■ **GOAL**
Write out every line of the records below without changing anything, and leave the pictures out of your answer.

── RECORD SET ──

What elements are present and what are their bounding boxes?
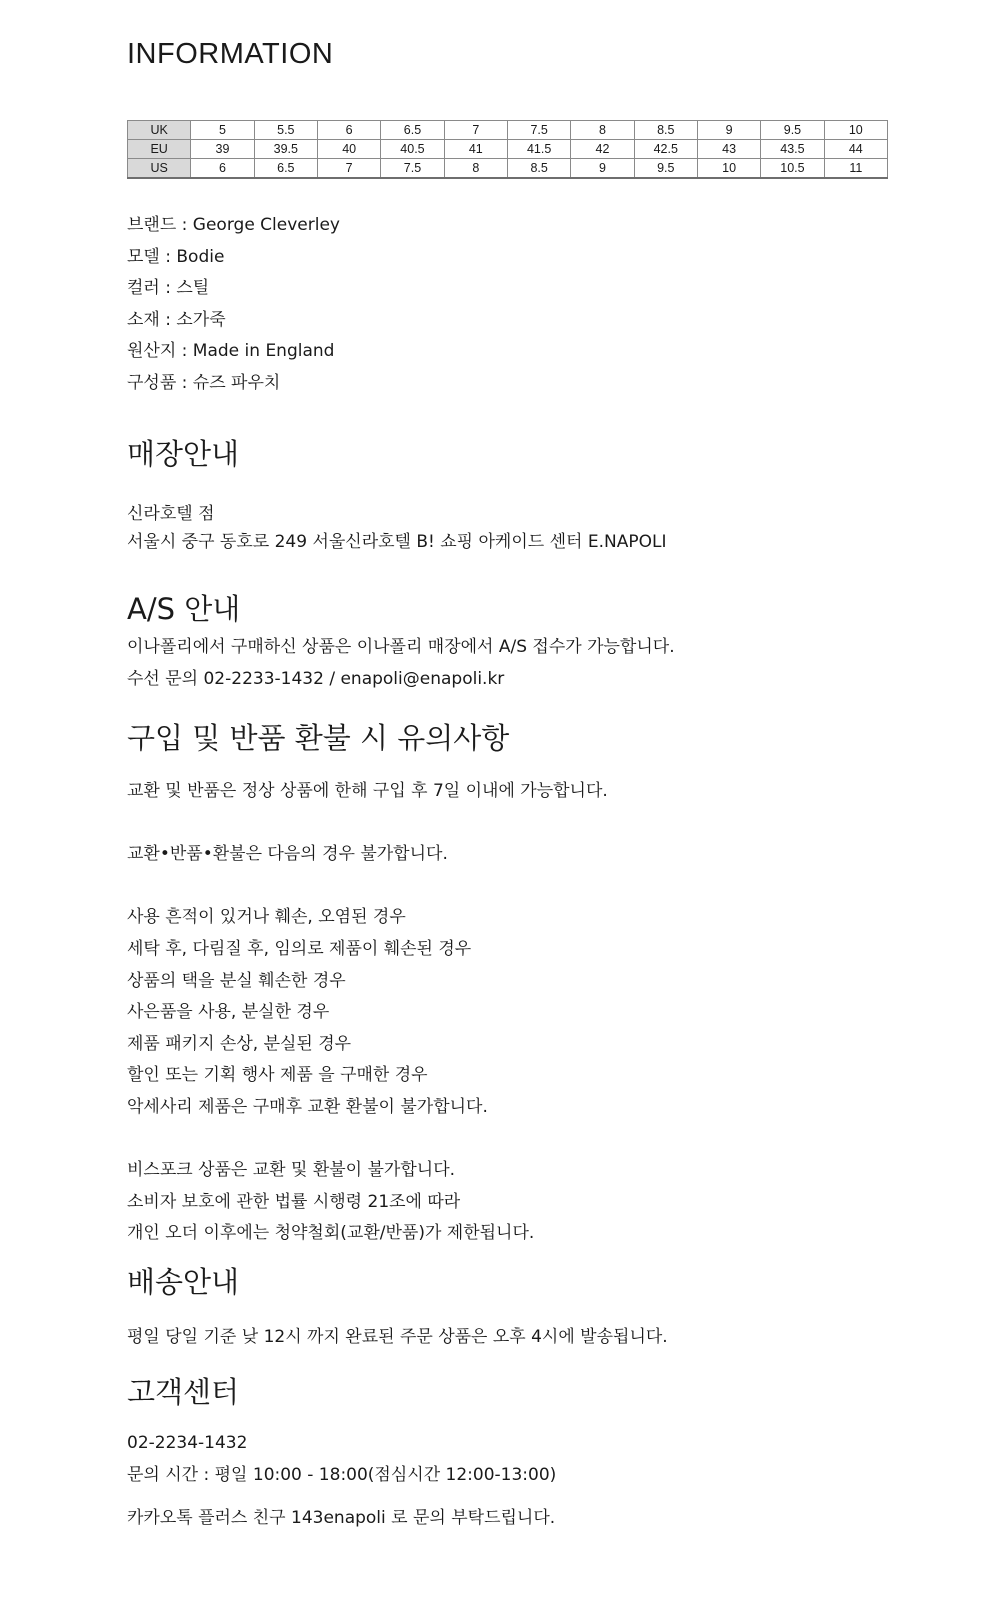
returns-case: 악세사리 제품은 구매후 교환 환불이 불가합니다. [127, 1096, 488, 1117]
size-cell: EU [128, 140, 191, 159]
bespoke-line: 개인 오더 이후에는 청약철회(교환/반품)가 제한됩니다. [127, 1223, 535, 1244]
returns-info [127, 776, 608, 1250]
store-address: 서울시 중구 동호로 249 서울신라호텔 B! 쇼핑 아케이드 센터 E.NAPOLI [127, 532, 667, 552]
size-cell: 7.5 [507, 121, 570, 140]
size-cell: 39.5 [254, 140, 317, 159]
bespoke-line: 비스포크 상품은 교환 및 환불이 불가합니다. [127, 1160, 456, 1181]
shipping-text: 평일 당일 기준 낮 12시 까지 완료된 주문 상품은 오후 4시에 발송됩니다. [127, 1327, 668, 1347]
size-cell: 42 [571, 140, 634, 159]
as-line-contact: 수선 문의 02-2233-1432 / enapoli@enapoli.kr [127, 668, 505, 689]
size-cell: 44 [824, 140, 887, 159]
customer-center-info [127, 1428, 556, 1491]
kakao-notice: 카카오톡 플러스 친구 143enapoli 로 문의 부탁드립니다. [127, 1508, 556, 1528]
information-title: INFORMATION [127, 38, 334, 70]
product-spec-list [127, 210, 340, 400]
size-cell: 6 [317, 121, 380, 140]
size-cell: 8 [444, 159, 507, 179]
size-cell: 9 [571, 159, 634, 179]
size-cell: 10.5 [761, 159, 824, 179]
spec-model: 모델 : Bodie [127, 246, 225, 267]
spec-brand: 브랜드 : George Cleverley [127, 215, 340, 235]
size-cell: 41 [444, 140, 507, 159]
returns-case: 사용 흔적이 있거나 훼손, 오염된 경우 [127, 907, 406, 928]
size-cell: 40.5 [381, 140, 444, 159]
size-cell: 5.5 [254, 121, 317, 140]
size-cell: 43.5 [761, 140, 824, 159]
size-row-uk [128, 121, 888, 140]
returns-case: 제품 패키지 손상, 분실된 경우 [127, 1033, 352, 1054]
size-cell: 7 [444, 121, 507, 140]
size-cell: 10 [697, 159, 760, 179]
size-cell: 9.5 [761, 121, 824, 140]
customer-hours: 문의 시간 : 평일 10:00 - 18:00(점심시간 12:00-13:00) [127, 1464, 557, 1485]
size-cell: 8.5 [634, 121, 697, 140]
size-cell: 11 [824, 159, 887, 179]
size-cell: 8 [571, 121, 634, 140]
customer-phone: 02-2234-1432 [127, 1433, 248, 1453]
size-cell: 41.5 [507, 140, 570, 159]
size-cell: 7 [317, 159, 380, 179]
returns-case: 사은품을 사용, 분실한 경우 [127, 1002, 330, 1023]
as-info [127, 632, 675, 695]
size-cell: 39 [191, 140, 254, 159]
as-line-reception: 이나폴리에서 구매하신 상품은 이나폴리 매장에서 A/S 접수가 가능합니다. [127, 637, 675, 657]
returns-case: 할인 또는 기획 행사 제품 을 구매한 경우 [127, 1065, 428, 1086]
bespoke-line: 소비자 보호에 관한 법률 시행령 21조에 따라 [127, 1191, 461, 1212]
size-cell: 6.5 [381, 121, 444, 140]
as-title: A/S 안내 [127, 592, 241, 626]
size-cell: 8.5 [507, 159, 570, 179]
size-row-eu [128, 140, 888, 159]
size-cell: 6.5 [254, 159, 317, 179]
returns-case: 세탁 후, 다림질 후, 임의로 제품이 훼손된 경우 [127, 938, 472, 959]
size-cell: 7.5 [381, 159, 444, 179]
returns-title: 구입 및 반품 환불 시 유의사항 [127, 721, 510, 755]
returns-case: 상품의 택을 분실 훼손한 경우 [127, 970, 346, 991]
spec-color: 컬러 : 스틸 [127, 278, 210, 299]
size-cell: 40 [317, 140, 380, 159]
store-name: 신라호텔 점 [127, 504, 215, 524]
size-cell: 43 [697, 140, 760, 159]
spec-origin: 원산지 : Made in England [127, 341, 335, 362]
shipping-title: 배송안내 [127, 1265, 240, 1299]
customer-center-title: 고객센터 [127, 1375, 240, 1409]
size-table [127, 120, 888, 179]
returns-not-allowed-title: 교환•반품•환불은 다음의 경우 불가합니다. [127, 844, 448, 865]
size-row-us [128, 159, 888, 179]
size-cell: US [128, 159, 191, 179]
size-cell: 5 [191, 121, 254, 140]
spec-components: 구성품 : 슈즈 파우치 [127, 372, 281, 393]
returns-intro: 교환 및 반품은 정상 상품에 한해 구입 후 7일 이내에 가능합니다. [127, 781, 608, 801]
size-cell: 9.5 [634, 159, 697, 179]
store-info [127, 500, 666, 556]
size-cell: 42.5 [634, 140, 697, 159]
size-cell: 6 [191, 159, 254, 179]
size-cell: 10 [824, 121, 887, 140]
size-cell: UK [128, 121, 191, 140]
spec-material: 소재 : 소가죽 [127, 309, 226, 330]
store-title: 매장안내 [127, 437, 240, 471]
size-cell: 9 [697, 121, 760, 140]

───

■ **SOLUTION TO THE PROBLEM**
What elements are present and what are their bounding boxes?
returns-case: 악세사리 제품은 구매후 교환 환불이 불가합니다. [127, 1096, 488, 1117]
size-cell: EU [128, 140, 191, 159]
bespoke-line: 개인 오더 이후에는 청약철회(교환/반품)가 제한됩니다. [127, 1223, 535, 1244]
returns-info [127, 776, 608, 1250]
store-address: 서울시 중구 동호로 249 서울신라호텔 B! 쇼핑 아케이드 센터 E.NAPOLI [127, 532, 667, 552]
size-cell: 7.5 [507, 121, 570, 140]
size-cell: 39.5 [254, 140, 317, 159]
bespoke-line: 비스포크 상품은 교환 및 환불이 불가합니다. [127, 1160, 456, 1181]
shipping-text: 평일 당일 기준 낮 12시 까지 완료된 주문 상품은 오후 4시에 발송됩니다. [127, 1327, 668, 1347]
size-cell: 42 [571, 140, 634, 159]
as-line-contact: 수선 문의 02-2233-1432 / enapoli@enapoli.kr [127, 668, 505, 689]
size-cell: 44 [824, 140, 887, 159]
customer-center-info [127, 1428, 556, 1491]
kakao-notice: 카카오톡 플러스 친구 143enapoli 로 문의 부탁드립니다. [127, 1508, 556, 1528]
information-title: INFORMATION [127, 38, 334, 70]
product-spec-list [127, 210, 340, 400]
size-cell: 6 [317, 121, 380, 140]
size-cell: 8 [444, 159, 507, 179]
size-cell: 9 [571, 159, 634, 179]
size-cell: 10.5 [761, 159, 824, 179]
spec-model: 모델 : Bodie [127, 246, 225, 267]
spec-brand: 브랜드 : George Cleverley [127, 215, 340, 235]
size-cell: 41 [444, 140, 507, 159]
returns-case: 사용 흔적이 있거나 훼손, 오염된 경우 [127, 907, 406, 928]
size-cell: 40.5 [381, 140, 444, 159]
size-cell: 5.5 [254, 121, 317, 140]
size-cell: 43.5 [761, 140, 824, 159]
size-row-uk [128, 121, 888, 140]
returns-case: 제품 패키지 손상, 분실된 경우 [127, 1033, 352, 1054]
size-cell: 7 [444, 121, 507, 140]
size-cell: 10 [697, 159, 760, 179]
size-cell: 9.5 [761, 121, 824, 140]
customer-hours: 문의 시간 : 평일 10:00 - 18:00(점심시간 12:00-13:00) [127, 1464, 557, 1485]
size-cell: 8.5 [634, 121, 697, 140]
size-cell: 11 [824, 159, 887, 179]
size-cell: 8 [571, 121, 634, 140]
customer-phone: 02-2234-1432 [127, 1433, 248, 1453]
size-cell: 41.5 [507, 140, 570, 159]
size-cell: 7 [317, 159, 380, 179]
returns-case: 사은품을 사용, 분실한 경우 [127, 1002, 330, 1023]
as-info [127, 632, 675, 695]
size-cell: 39 [191, 140, 254, 159]
as-line-reception: 이나폴리에서 구매하신 상품은 이나폴리 매장에서 A/S 접수가 가능합니다. [127, 637, 675, 657]
returns-case: 할인 또는 기획 행사 제품 을 구매한 경우 [127, 1065, 428, 1086]
bespoke-line: 소비자 보호에 관한 법률 시행령 21조에 따라 [127, 1191, 461, 1212]
size-cell: 6.5 [381, 121, 444, 140]
as-title: A/S 안내 [127, 592, 241, 626]
size-cell: 8.5 [507, 159, 570, 179]
size-row-eu [128, 140, 888, 159]
size-cell: 6.5 [254, 159, 317, 179]
returns-case: 세탁 후, 다림질 후, 임의로 제품이 훼손된 경우 [127, 938, 472, 959]
size-cell: 7.5 [381, 159, 444, 179]
returns-title: 구입 및 반품 환불 시 유의사항 [127, 721, 510, 755]
returns-case: 상품의 택을 분실 훼손한 경우 [127, 970, 346, 991]
spec-color: 컬러 : 스틸 [127, 278, 210, 299]
size-cell: 40 [317, 140, 380, 159]
store-name: 신라호텔 점 [127, 504, 215, 524]
size-cell: 43 [697, 140, 760, 159]
spec-origin: 원산지 : Made in England [127, 341, 335, 362]
shipping-title: 배송안내 [127, 1265, 240, 1299]
customer-center-title: 고객센터 [127, 1375, 240, 1409]
size-table [127, 120, 888, 179]
returns-not-allowed-title: 교환•반품•환불은 다음의 경우 불가합니다. [127, 844, 448, 865]
size-row-us [128, 159, 888, 179]
size-cell: US [128, 159, 191, 179]
size-cell: 5 [191, 121, 254, 140]
spec-components: 구성품 : 슈즈 파우치 [127, 372, 281, 393]
returns-intro: 교환 및 반품은 정상 상품에 한해 구입 후 7일 이내에 가능합니다. [127, 781, 608, 801]
size-cell: 9.5 [634, 159, 697, 179]
store-info [127, 500, 666, 556]
size-cell: 42.5 [634, 140, 697, 159]
size-cell: 6 [191, 159, 254, 179]
size-cell: 10 [824, 121, 887, 140]
size-cell: UK [128, 121, 191, 140]
spec-material: 소재 : 소가죽 [127, 309, 226, 330]
store-title: 매장안내 [127, 437, 240, 471]
size-cell: 9 [697, 121, 760, 140]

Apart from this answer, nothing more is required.